=== WHAT IS EXPECTED ===
Can you reproduce the data beneath, keeping every line exact?

[START]

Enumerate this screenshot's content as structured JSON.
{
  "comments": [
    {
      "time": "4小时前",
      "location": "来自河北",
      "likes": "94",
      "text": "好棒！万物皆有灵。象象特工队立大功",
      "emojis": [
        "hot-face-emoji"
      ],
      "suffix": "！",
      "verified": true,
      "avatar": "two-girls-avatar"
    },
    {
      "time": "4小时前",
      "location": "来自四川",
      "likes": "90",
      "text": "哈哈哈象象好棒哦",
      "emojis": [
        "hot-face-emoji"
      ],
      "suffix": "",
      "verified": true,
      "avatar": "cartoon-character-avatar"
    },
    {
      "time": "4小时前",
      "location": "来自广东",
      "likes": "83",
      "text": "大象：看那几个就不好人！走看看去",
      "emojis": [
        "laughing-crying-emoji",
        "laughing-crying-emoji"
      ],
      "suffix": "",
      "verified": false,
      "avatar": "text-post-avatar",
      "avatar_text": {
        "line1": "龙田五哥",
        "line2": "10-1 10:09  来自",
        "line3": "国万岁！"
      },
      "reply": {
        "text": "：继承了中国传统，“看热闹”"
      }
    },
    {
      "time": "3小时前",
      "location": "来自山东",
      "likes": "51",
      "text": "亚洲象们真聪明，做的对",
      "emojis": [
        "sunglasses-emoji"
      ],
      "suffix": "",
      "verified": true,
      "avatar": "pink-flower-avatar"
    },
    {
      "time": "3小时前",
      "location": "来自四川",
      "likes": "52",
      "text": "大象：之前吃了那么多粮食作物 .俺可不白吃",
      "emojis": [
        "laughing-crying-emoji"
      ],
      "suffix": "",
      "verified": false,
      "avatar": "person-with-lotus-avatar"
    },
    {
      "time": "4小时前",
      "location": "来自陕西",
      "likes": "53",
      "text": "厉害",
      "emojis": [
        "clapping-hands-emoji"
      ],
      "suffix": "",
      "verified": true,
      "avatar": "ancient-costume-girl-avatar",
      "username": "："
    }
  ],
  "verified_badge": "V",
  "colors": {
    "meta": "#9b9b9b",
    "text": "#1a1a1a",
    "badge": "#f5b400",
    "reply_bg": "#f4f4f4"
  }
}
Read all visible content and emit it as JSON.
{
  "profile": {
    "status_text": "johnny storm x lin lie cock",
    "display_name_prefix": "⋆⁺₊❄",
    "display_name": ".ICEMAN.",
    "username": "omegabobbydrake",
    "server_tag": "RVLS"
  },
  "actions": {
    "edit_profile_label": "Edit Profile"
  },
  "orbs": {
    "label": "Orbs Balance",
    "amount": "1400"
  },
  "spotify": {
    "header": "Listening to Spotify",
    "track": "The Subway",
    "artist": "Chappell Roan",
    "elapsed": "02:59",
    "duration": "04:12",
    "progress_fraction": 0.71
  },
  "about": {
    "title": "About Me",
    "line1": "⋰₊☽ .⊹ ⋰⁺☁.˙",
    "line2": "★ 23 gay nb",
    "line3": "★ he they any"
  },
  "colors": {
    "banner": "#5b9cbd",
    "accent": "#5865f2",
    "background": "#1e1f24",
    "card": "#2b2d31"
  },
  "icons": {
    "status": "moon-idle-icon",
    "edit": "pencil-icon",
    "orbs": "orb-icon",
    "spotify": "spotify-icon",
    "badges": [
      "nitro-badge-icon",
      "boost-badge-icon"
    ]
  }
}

[END]

=== THE RESULT ===
Enumerate this screenshot's content as structured JSON.
{
  "comments": [
    {
      "time": "4小时前",
      "location": "来自河北",
      "likes": "94",
      "text": "好棒！万物皆有灵。象象特工队立大功",
      "emojis": [
        "hot-face-emoji"
      ],
      "suffix": "！",
      "verified": true,
      "avatar": "two-girls-avatar"
    },
    {
      "time": "4小时前",
      "location": "来自四川",
      "likes": "90",
      "text": "哈哈哈象象好棒哦",
      "emojis": [
        "hot-face-emoji"
      ],
      "suffix": "",
      "verified": true,
      "avatar": "cartoon-character-avatar"
    },
    {
      "time": "4小时前",
      "location": "来自广东",
      "likes": "83",
      "text": "大象：看那几个就不好人！走看看去",
      "emojis": [
        "laughing-crying-emoji",
        "laughing-crying-emoji"
      ],
      "suffix": "",
      "verified": false,
      "avatar": "text-post-avatar",
      "avatar_text": {
        "line1": "龙田五哥",
        "line2": "10-1 10:09  来自",
        "line3": "国万岁！"
      },
      "reply": {
        "text": "：继承了中国传统，“看热闹”"
      }
    },
    {
      "time": "3小时前",
      "location": "来自山东",
      "likes": "51",
      "text": "亚洲象们真聪明，做的对",
      "emojis": [
        "sunglasses-emoji"
      ],
      "suffix": "",
      "verified": true,
      "avatar": "pink-flower-avatar"
    },
    {
      "time": "3小时前",
      "location": "来自四川",
      "likes": "52",
      "text": "大象：之前吃了那么多粮食作物 .俺可不白吃",
      "emojis": [
        "laughing-crying-emoji"
      ],
      "suffix": "",
      "verified": false,
      "avatar": "person-with-lotus-avatar"
    },
    {
      "time": "4小时前",
      "location": "来自陕西",
      "likes": "53",
      "text": "厉害",
      "emojis": [
        "clapping-hands-emoji"
      ],
      "suffix": "",
      "verified": true,
      "avatar": "ancient-costume-girl-avatar",
      "username": "："
    }
  ],
  "verified_badge": "V",
  "colors": {
    "meta": "#9b9b9b",
    "text": "#1a1a1a",
    "badge": "#f5b400",
    "reply_bg": "#f4f4f4"
  }
}
Read all visible content and emit it as JSON.
{
  "profile": {
    "status_text": "johnny storm x lin lie cock",
    "display_name_prefix": "⋆⁺₊❄",
    "display_name": ".ICEMAN.",
    "username": "omegabobbydrake",
    "server_tag": "RVLS"
  },
  "actions": {
    "edit_profile_label": "Edit Profile"
  },
  "orbs": {
    "label": "Orbs Balance",
    "amount": "1400"
  },
  "spotify": {
    "header": "Listening to Spotify",
    "track": "The Subway",
    "artist": "Chappell Roan",
    "elapsed": "02:59",
    "duration": "04:12",
    "progress_fraction": 0.71
  },
  "about": {
    "title": "About Me",
    "line1": "⋰₊☽ .⊹ ⋰⁺☁.˙",
    "line2": "★ 23 gay nb",
    "line3": "★ he they any"
  },
  "colors": {
    "banner": "#5b9cbd",
    "accent": "#5865f2",
    "background": "#1e1f24",
    "card": "#2b2d31"
  },
  "icons": {
    "status": "moon-idle-icon",
    "edit": "pencil-icon",
    "orbs": "orb-icon",
    "spotify": "spotify-icon",
    "badges": [
      "nitro-badge-icon",
      "boost-badge-icon"
    ]
  }
}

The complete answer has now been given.